## Task brief
Tally the lines that contain the string "情绪调节" and state that total without comment.

## Dataset rows

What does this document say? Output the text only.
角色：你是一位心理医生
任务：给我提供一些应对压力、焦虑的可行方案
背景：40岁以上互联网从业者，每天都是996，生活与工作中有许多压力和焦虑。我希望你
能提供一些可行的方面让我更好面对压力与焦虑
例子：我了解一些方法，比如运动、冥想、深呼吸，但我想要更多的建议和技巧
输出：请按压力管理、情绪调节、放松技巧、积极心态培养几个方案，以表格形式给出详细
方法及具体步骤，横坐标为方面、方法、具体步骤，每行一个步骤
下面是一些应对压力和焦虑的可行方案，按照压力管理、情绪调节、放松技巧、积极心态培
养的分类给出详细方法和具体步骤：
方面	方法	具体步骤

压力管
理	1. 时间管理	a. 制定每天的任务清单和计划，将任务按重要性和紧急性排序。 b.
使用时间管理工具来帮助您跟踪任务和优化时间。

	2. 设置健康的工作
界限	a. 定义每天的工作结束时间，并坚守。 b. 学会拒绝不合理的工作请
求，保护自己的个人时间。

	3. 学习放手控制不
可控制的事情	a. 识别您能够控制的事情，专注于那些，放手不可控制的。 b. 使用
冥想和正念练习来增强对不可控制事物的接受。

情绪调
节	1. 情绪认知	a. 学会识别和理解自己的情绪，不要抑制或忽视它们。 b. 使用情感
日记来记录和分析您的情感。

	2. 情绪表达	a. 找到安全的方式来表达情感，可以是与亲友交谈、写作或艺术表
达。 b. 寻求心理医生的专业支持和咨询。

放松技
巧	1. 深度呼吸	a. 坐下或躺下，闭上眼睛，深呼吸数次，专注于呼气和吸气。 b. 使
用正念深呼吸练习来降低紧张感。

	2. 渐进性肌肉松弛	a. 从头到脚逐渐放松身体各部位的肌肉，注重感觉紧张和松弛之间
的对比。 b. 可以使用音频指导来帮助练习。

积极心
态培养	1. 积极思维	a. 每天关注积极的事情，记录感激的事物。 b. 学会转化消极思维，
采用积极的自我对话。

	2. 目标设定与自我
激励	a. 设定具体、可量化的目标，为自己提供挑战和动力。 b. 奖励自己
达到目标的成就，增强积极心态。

* * *

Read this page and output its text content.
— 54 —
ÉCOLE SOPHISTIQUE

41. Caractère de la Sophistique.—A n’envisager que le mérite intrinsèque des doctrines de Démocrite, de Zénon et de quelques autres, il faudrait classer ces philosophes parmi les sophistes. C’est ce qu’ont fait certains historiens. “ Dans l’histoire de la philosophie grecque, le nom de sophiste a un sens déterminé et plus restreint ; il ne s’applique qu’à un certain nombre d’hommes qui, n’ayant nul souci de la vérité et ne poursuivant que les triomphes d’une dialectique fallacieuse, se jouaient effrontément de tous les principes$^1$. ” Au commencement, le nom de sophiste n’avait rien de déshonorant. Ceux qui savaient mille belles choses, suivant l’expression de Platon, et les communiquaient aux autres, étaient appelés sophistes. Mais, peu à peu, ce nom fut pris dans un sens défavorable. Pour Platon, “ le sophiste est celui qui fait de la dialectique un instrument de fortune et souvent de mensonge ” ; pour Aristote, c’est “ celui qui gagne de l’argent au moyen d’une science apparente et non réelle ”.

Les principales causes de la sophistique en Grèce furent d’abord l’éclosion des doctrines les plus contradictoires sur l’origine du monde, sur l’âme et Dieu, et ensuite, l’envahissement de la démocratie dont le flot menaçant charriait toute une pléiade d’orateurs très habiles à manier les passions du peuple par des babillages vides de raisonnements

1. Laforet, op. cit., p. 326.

## Answer in full
2